:: Excerpt to read ::

The other is the blockbuster Frozen soundtrack’s impassioned “Let It Go” by Idina Menzel, which rises from No. 24 to No. 18.
Each song is already a Hot 100 milestone in the respective artist’s career. By rising to No. 2 this week, “Happy” is Williams’s biggest hit ever as a lead act. Over the past decade he’s been credited as a featured act on No. 1 hits by Snoop Dogg, Ludacris and, of course, Robin Thicke, but prior to “Happy” Pharrell’s highest-charting lead credit was the Jay-Z-backed “Frontin’,” which reached No. 5 in 2003. As for the Tony-winning Menzel—already a tween show-tune legend for singing Wicked’s deathless “Defying Gravity”—the closest she’s come to the Top 20, before this Frozen tune, is on a string of Glee singles that credited that TV show’s cast, not her; none got higher on the Hot 100 than her No. 20-ranked cover of Lady Gaga’s “Poker Face” with Lea Michele.

:::
:: Provided material ::

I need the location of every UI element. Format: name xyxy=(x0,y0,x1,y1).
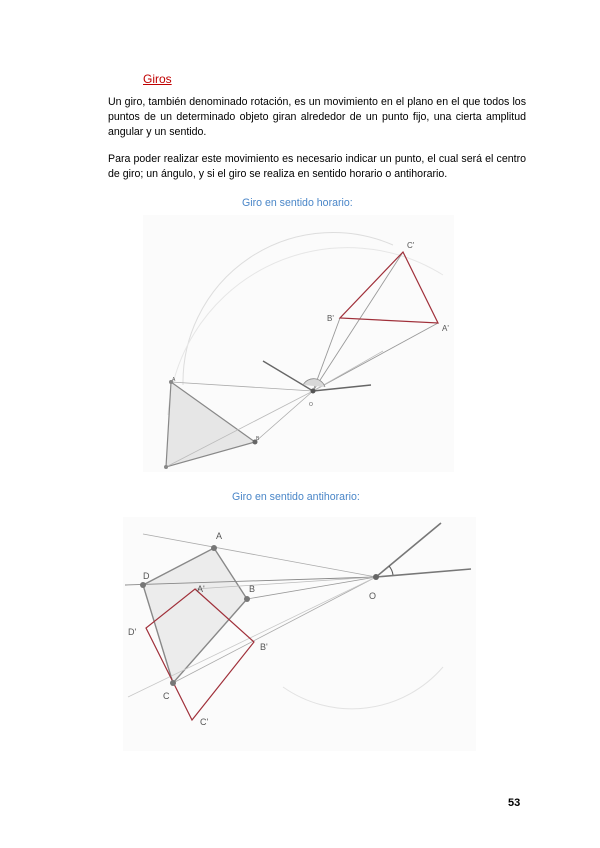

:::

Exercise objective
Return the part of the Hot 100 passage that runs from "The other is" up to and including "with Lea Michele.", copied word for word.

Answer to this task
The other is the blockbuster Frozen soundtrack’s impassioned “Let It Go” by Idina Menzel, which rises from No. 24 to No. 18.
Each song is already a Hot 100 milestone in the respective artist’s career. By rising to No. 2 this week, “Happy” is Williams’s biggest hit ever as a lead act. Over the past decade he’s been credited as a featured act on No. 1 hits by Snoop Dogg, Ludacris and, of course, Robin Thicke, but prior to “Happy” Pharrell’s highest-charting lead credit was the Jay-Z-backed “Frontin’,” which reached No. 5 in 2003. As for the Tony-winning Menzel—already a tween show-tune legend for singing Wicked’s deathless “Defying Gravity”—the closest she’s come to the Top 20, before this Frozen tune, is on a string of Glee singles that credited that TV show’s cast, not her; none got higher on the Hot 100 than her No. 20-ranked cover of Lady Gaga’s “Poker Face” with Lea Michele.